[What you need to do]:
Give an exact copy of every entry.

(Information begins)

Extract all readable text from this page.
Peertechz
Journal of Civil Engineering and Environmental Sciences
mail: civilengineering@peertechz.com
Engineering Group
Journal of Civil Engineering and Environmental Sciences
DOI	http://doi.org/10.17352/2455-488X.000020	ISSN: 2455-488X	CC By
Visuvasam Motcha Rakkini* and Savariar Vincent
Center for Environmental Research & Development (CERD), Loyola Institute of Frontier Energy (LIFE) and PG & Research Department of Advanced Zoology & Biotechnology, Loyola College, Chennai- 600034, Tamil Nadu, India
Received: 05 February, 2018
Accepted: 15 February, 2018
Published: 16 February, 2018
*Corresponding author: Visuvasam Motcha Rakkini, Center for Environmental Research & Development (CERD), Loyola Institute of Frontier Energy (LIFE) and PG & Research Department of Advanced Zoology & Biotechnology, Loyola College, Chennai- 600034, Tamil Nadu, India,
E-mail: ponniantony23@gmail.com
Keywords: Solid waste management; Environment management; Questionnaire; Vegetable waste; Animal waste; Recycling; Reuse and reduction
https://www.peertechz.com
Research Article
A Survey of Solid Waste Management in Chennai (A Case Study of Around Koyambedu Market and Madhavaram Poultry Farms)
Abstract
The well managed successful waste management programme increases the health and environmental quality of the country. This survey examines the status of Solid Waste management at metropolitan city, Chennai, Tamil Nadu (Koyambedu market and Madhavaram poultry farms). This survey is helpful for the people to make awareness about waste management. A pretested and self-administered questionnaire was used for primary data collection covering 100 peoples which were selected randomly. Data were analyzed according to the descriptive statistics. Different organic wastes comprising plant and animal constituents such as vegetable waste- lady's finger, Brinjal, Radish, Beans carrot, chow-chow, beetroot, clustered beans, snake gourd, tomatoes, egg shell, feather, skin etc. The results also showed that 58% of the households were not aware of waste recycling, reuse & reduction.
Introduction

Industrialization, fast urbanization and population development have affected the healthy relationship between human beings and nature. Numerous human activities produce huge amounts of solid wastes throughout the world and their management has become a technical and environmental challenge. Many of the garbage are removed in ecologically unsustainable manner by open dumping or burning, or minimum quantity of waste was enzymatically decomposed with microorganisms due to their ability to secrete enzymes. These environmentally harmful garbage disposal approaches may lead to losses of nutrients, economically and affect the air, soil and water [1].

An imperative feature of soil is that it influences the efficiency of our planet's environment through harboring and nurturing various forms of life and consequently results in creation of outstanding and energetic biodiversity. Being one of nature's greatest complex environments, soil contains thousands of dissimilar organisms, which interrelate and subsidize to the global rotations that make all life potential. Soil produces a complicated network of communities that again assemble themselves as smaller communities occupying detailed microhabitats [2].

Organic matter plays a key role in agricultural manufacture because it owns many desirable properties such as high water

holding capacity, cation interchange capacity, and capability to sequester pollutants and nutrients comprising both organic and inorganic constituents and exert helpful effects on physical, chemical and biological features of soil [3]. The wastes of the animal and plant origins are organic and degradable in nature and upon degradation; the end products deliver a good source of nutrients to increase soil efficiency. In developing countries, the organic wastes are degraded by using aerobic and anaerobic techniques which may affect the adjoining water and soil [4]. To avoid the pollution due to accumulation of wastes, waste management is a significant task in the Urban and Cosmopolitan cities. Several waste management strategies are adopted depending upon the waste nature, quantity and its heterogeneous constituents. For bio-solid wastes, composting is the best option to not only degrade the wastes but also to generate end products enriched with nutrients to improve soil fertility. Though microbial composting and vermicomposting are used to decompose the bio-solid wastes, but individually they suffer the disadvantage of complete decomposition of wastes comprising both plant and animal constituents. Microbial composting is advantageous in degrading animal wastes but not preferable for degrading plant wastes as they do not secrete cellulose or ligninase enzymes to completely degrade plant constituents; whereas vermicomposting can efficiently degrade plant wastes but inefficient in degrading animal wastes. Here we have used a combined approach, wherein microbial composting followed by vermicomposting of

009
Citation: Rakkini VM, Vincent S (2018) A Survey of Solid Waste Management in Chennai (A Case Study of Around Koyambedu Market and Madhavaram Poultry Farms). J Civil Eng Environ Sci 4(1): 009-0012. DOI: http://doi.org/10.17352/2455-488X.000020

(Information ends)

[Output of the task]:
Extract all readable text from this page.
Peertechz
Journal of Civil Engineering and Environmental Sciences
mail: civilengineering@peertechz.com
Engineering Group
Journal of Civil Engineering and Environmental Sciences
DOI	http://doi.org/10.17352/2455-488X.000020	ISSN: 2455-488X	CC By
Visuvasam Motcha Rakkini* and Savariar Vincent
Center for Environmental Research & Development (CERD), Loyola Institute of Frontier Energy (LIFE) and PG & Research Department of Advanced Zoology & Biotechnology, Loyola College, Chennai- 600034, Tamil Nadu, India
Received: 05 February, 2018
Accepted: 15 February, 2018
Published: 16 February, 2018
*Corresponding author: Visuvasam Motcha Rakkini, Center for Environmental Research & Development (CERD), Loyola Institute of Frontier Energy (LIFE) and PG & Research Department of Advanced Zoology & Biotechnology, Loyola College, Chennai- 600034, Tamil Nadu, India,
E-mail: ponniantony23@gmail.com
Keywords: Solid waste management; Environment management; Questionnaire; Vegetable waste; Animal waste; Recycling; Reuse and reduction
https://www.peertechz.com
Research Article
A Survey of Solid Waste Management in Chennai (A Case Study of Around Koyambedu Market and Madhavaram Poultry Farms)
Abstract
The well managed successful waste management programme increases the health and environmental quality of the country. This survey examines the status of Solid Waste management at metropolitan city, Chennai, Tamil Nadu (Koyambedu market and Madhavaram poultry farms). This survey is helpful for the people to make awareness about waste management. A pretested and self-administered questionnaire was used for primary data collection covering 100 peoples which were selected randomly. Data were analyzed according to the descriptive statistics. Different organic wastes comprising plant and animal constituents such as vegetable waste- lady's finger, Brinjal, Radish, Beans carrot, chow-chow, beetroot, clustered beans, snake gourd, tomatoes, egg shell, feather, skin etc. The results also showed that 58% of the households were not aware of waste recycling, reuse & reduction.
Introduction

Industrialization, fast urbanization and population development have affected the healthy relationship between human beings and nature. Numerous human activities produce huge amounts of solid wastes throughout the world and their management has become a technical and environmental challenge. Many of the garbage are removed in ecologically unsustainable manner by open dumping or burning, or minimum quantity of waste was enzymatically decomposed with microorganisms due to their ability to secrete enzymes. These environmentally harmful garbage disposal approaches may lead to losses of nutrients, economically and affect the air, soil and water [1].

An imperative feature of soil is that it influences the efficiency of our planet's environment through harboring and nurturing various forms of life and consequently results in creation of outstanding and energetic biodiversity. Being one of nature's greatest complex environments, soil contains thousands of dissimilar organisms, which interrelate and subsidize to the global rotations that make all life potential. Soil produces a complicated network of communities that again assemble themselves as smaller communities occupying detailed microhabitats [2].

Organic matter plays a key role in agricultural manufacture because it owns many desirable properties such as high water

holding capacity, cation interchange capacity, and capability to sequester pollutants and nutrients comprising both organic and inorganic constituents and exert helpful effects on physical, chemical and biological features of soil [3]. The wastes of the animal and plant origins are organic and degradable in nature and upon degradation; the end products deliver a good source of nutrients to increase soil efficiency. In developing countries, the organic wastes are degraded by using aerobic and anaerobic techniques which may affect the adjoining water and soil [4]. To avoid the pollution due to accumulation of wastes, waste management is a significant task in the Urban and Cosmopolitan cities. Several waste management strategies are adopted depending upon the waste nature, quantity and its heterogeneous constituents. For bio-solid wastes, composting is the best option to not only degrade the wastes but also to generate end products enriched with nutrients to improve soil fertility. Though microbial composting and vermicomposting are used to decompose the bio-solid wastes, but individually they suffer the disadvantage of complete decomposition of wastes comprising both plant and animal constituents. Microbial composting is advantageous in degrading animal wastes but not preferable for degrading plant wastes as they do not secrete cellulose or ligninase enzymes to completely degrade plant constituents; whereas vermicomposting can efficiently degrade plant wastes but inefficient in degrading animal wastes. Here we have used a combined approach, wherein microbial composting followed by vermicomposting of

009
Citation: Rakkini VM, Vincent S (2018) A Survey of Solid Waste Management in Chennai (A Case Study of Around Koyambedu Market and Madhavaram Poultry Farms). J Civil Eng Environ Sci 4(1): 009-0012. DOI: http://doi.org/10.17352/2455-488X.000020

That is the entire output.